• [Records from a data source]
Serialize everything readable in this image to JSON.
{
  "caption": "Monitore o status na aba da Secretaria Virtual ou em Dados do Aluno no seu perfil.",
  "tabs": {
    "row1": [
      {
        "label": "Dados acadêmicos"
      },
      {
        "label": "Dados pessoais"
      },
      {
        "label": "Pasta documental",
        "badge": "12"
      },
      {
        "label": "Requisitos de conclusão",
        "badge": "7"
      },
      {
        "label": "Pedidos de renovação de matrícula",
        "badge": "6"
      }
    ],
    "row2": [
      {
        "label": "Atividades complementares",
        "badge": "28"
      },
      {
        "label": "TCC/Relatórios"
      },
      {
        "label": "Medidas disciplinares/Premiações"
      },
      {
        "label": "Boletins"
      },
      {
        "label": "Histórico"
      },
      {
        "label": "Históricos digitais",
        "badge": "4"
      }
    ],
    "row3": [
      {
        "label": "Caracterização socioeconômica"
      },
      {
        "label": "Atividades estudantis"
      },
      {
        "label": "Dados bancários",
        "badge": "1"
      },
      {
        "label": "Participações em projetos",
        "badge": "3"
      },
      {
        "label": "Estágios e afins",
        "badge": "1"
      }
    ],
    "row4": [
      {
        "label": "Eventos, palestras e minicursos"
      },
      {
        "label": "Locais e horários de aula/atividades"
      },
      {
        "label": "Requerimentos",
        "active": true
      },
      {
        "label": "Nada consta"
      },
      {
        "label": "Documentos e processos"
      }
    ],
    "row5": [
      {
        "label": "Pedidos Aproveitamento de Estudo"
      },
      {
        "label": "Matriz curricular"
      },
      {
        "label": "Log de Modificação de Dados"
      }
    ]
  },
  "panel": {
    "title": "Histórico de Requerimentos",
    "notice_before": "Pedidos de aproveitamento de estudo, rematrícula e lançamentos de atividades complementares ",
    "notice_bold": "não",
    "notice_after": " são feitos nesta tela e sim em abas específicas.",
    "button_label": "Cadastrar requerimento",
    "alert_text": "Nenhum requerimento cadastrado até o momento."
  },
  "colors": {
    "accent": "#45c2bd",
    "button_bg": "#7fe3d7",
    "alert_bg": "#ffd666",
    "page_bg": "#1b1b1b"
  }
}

• [Stated exercise] Type out the full listing again, exactly as given.

• [Problem solution]
Serialize everything readable in this image to JSON.
{
  "caption": "Monitore o status na aba da Secretaria Virtual ou em Dados do Aluno no seu perfil.",
  "tabs": {
    "row1": [
      {
        "label": "Dados acadêmicos"
      },
      {
        "label": "Dados pessoais"
      },
      {
        "label": "Pasta documental",
        "badge": "12"
      },
      {
        "label": "Requisitos de conclusão",
        "badge": "7"
      },
      {
        "label": "Pedidos de renovação de matrícula",
        "badge": "6"
      }
    ],
    "row2": [
      {
        "label": "Atividades complementares",
        "badge": "28"
      },
      {
        "label": "TCC/Relatórios"
      },
      {
        "label": "Medidas disciplinares/Premiações"
      },
      {
        "label": "Boletins"
      },
      {
        "label": "Histórico"
      },
      {
        "label": "Históricos digitais",
        "badge": "4"
      }
    ],
    "row3": [
      {
        "label": "Caracterização socioeconômica"
      },
      {
        "label": "Atividades estudantis"
      },
      {
        "label": "Dados bancários",
        "badge": "1"
      },
      {
        "label": "Participações em projetos",
        "badge": "3"
      },
      {
        "label": "Estágios e afins",
        "badge": "1"
      }
    ],
    "row4": [
      {
        "label": "Eventos, palestras e minicursos"
      },
      {
        "label": "Locais e horários de aula/atividades"
      },
      {
        "label": "Requerimentos",
        "active": true
      },
      {
        "label": "Nada consta"
      },
      {
        "label": "Documentos e processos"
      }
    ],
    "row5": [
      {
        "label": "Pedidos Aproveitamento de Estudo"
      },
      {
        "label": "Matriz curricular"
      },
      {
        "label": "Log de Modificação de Dados"
      }
    ]
  },
  "panel": {
    "title": "Histórico de Requerimentos",
    "notice_before": "Pedidos de aproveitamento de estudo, rematrícula e lançamentos de atividades complementares ",
    "notice_bold": "não",
    "notice_after": " são feitos nesta tela e sim em abas específicas.",
    "button_label": "Cadastrar requerimento",
    "alert_text": "Nenhum requerimento cadastrado até o momento."
  },
  "colors": {
    "accent": "#45c2bd",
    "button_bg": "#7fe3d7",
    "alert_bg": "#ffd666",
    "page_bg": "#1b1b1b"
  }
}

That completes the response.